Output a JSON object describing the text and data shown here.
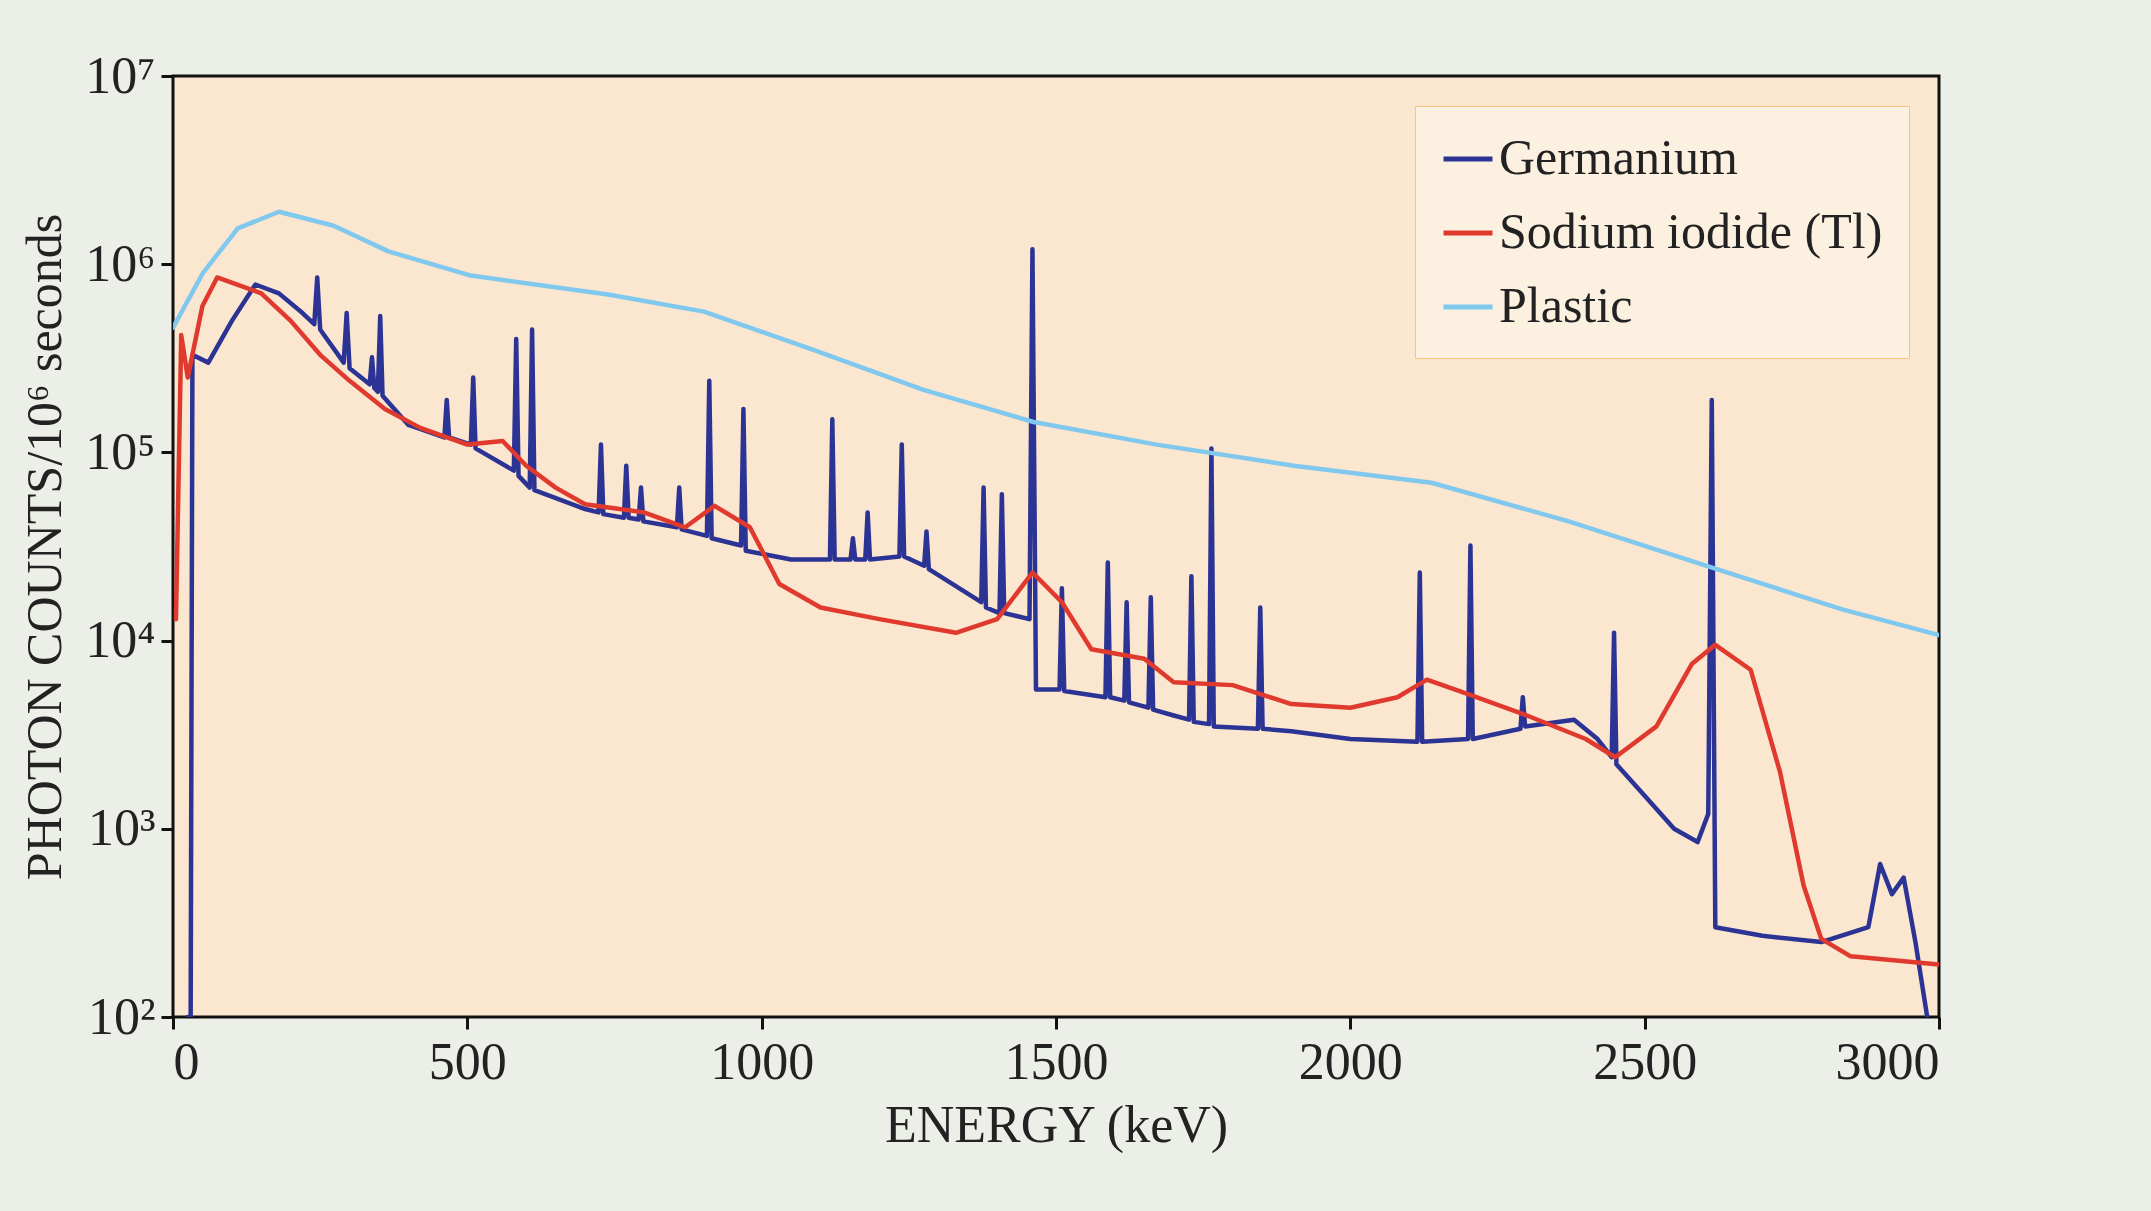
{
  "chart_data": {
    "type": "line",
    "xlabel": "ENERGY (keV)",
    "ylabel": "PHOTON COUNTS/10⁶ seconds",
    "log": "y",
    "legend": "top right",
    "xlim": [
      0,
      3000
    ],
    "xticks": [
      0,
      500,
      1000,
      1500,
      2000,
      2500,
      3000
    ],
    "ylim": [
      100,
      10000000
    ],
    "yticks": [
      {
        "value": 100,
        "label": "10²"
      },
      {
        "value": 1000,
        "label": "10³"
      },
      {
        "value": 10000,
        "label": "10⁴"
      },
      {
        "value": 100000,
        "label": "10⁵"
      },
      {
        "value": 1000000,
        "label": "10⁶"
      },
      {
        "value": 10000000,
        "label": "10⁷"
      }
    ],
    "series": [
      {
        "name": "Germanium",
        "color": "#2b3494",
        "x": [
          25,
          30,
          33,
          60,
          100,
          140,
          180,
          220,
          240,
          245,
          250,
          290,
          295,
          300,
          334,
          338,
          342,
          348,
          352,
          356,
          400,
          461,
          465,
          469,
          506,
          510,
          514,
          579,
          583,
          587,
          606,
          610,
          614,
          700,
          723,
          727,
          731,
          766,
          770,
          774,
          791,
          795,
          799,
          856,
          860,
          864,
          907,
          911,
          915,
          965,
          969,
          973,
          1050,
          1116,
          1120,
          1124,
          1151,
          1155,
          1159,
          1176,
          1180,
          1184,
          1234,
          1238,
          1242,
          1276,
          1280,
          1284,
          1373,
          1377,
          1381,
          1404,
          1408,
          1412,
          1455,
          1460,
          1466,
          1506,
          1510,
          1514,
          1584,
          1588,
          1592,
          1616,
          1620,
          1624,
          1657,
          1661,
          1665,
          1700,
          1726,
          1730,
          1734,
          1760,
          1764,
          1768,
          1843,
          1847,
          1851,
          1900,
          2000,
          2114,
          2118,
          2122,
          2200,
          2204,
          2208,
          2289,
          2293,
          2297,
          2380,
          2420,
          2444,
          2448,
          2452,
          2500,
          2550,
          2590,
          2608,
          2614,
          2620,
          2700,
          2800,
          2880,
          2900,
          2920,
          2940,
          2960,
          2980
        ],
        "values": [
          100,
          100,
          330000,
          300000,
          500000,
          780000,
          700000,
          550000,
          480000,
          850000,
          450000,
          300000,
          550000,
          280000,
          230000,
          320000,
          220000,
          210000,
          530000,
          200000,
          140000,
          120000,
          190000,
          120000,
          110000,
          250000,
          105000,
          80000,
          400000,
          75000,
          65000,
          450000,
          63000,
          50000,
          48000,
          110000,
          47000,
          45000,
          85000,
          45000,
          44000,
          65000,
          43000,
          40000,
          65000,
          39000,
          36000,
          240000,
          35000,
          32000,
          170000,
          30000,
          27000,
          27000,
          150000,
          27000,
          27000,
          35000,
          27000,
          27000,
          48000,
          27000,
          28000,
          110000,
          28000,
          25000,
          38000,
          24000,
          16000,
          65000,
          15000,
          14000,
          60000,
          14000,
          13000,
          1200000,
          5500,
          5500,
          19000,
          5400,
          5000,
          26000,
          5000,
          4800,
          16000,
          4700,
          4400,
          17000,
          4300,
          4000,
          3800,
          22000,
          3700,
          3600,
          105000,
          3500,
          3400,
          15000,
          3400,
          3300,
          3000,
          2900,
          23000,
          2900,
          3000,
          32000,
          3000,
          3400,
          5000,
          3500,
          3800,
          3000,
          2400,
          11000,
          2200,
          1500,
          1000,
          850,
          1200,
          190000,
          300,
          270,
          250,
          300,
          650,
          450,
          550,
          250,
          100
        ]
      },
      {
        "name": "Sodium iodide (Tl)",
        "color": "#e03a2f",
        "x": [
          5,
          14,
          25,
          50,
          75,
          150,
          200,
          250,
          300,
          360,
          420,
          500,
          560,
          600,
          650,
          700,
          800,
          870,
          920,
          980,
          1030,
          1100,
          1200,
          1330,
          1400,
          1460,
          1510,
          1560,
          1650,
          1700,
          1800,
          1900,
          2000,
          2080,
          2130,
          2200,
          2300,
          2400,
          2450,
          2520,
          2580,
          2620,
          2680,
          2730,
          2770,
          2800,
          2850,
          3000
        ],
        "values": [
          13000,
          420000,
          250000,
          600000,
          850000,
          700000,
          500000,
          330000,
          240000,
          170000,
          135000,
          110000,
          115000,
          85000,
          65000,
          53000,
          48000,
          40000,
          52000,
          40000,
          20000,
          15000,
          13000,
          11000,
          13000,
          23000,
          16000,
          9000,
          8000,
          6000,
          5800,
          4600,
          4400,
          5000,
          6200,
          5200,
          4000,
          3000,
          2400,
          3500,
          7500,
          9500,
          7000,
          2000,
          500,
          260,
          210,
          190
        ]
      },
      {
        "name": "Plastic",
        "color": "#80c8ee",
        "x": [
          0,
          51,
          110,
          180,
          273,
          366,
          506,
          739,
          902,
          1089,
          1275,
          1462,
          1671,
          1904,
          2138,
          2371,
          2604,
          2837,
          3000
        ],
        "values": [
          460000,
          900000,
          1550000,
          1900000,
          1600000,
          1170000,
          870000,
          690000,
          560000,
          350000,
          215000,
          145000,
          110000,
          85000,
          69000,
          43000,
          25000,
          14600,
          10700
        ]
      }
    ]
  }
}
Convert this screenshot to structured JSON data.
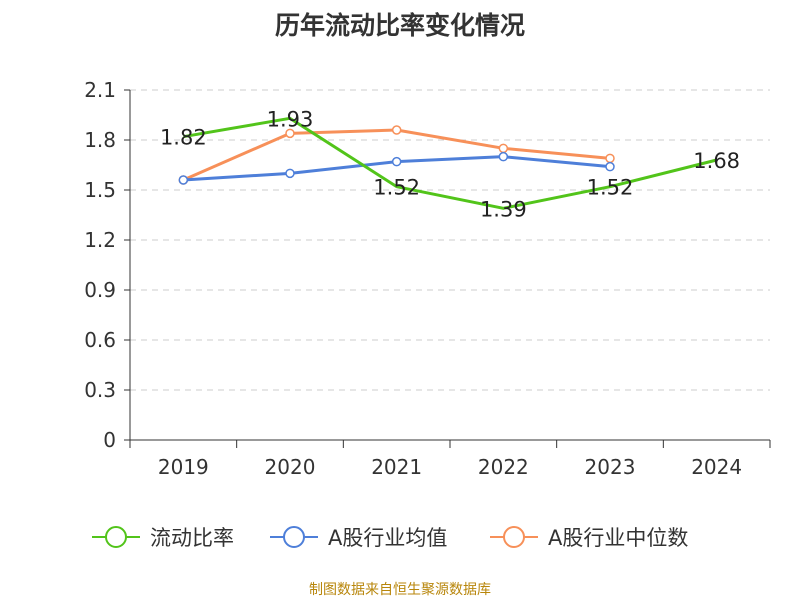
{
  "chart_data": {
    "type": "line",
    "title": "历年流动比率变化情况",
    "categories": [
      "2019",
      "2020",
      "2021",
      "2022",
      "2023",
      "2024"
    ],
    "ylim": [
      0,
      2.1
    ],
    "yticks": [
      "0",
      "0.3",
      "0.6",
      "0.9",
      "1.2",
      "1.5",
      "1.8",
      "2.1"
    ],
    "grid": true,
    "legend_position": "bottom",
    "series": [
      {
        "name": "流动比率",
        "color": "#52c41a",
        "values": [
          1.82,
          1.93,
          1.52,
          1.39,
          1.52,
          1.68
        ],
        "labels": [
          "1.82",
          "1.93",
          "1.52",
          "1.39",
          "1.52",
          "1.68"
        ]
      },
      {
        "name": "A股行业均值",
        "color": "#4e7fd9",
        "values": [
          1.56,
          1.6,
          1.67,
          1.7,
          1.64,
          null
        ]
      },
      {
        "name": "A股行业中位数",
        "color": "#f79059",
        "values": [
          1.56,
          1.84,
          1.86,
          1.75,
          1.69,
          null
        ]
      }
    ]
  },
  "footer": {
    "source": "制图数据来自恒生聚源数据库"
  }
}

— The problem —
Retype the lines exactly as they appear, beginning with the line that contains "Convert this screenshot" and ending with the final line of the entries, and omit the pictures.

— Written response —
Convert this screenshot to structured JSON data.
{
  "chart_data": {
    "type": "line",
    "title": "历年流动比率变化情况",
    "categories": [
      "2019",
      "2020",
      "2021",
      "2022",
      "2023",
      "2024"
    ],
    "ylim": [
      0,
      2.1
    ],
    "yticks": [
      "0",
      "0.3",
      "0.6",
      "0.9",
      "1.2",
      "1.5",
      "1.8",
      "2.1"
    ],
    "grid": true,
    "legend_position": "bottom",
    "series": [
      {
        "name": "流动比率",
        "color": "#52c41a",
        "values": [
          1.82,
          1.93,
          1.52,
          1.39,
          1.52,
          1.68
        ],
        "labels": [
          "1.82",
          "1.93",
          "1.52",
          "1.39",
          "1.52",
          "1.68"
        ]
      },
      {
        "name": "A股行业均值",
        "color": "#4e7fd9",
        "values": [
          1.56,
          1.6,
          1.67,
          1.7,
          1.64,
          null
        ]
      },
      {
        "name": "A股行业中位数",
        "color": "#f79059",
        "values": [
          1.56,
          1.84,
          1.86,
          1.75,
          1.69,
          null
        ]
      }
    ]
  },
  "footer": {
    "source": "制图数据来自恒生聚源数据库"
  }
}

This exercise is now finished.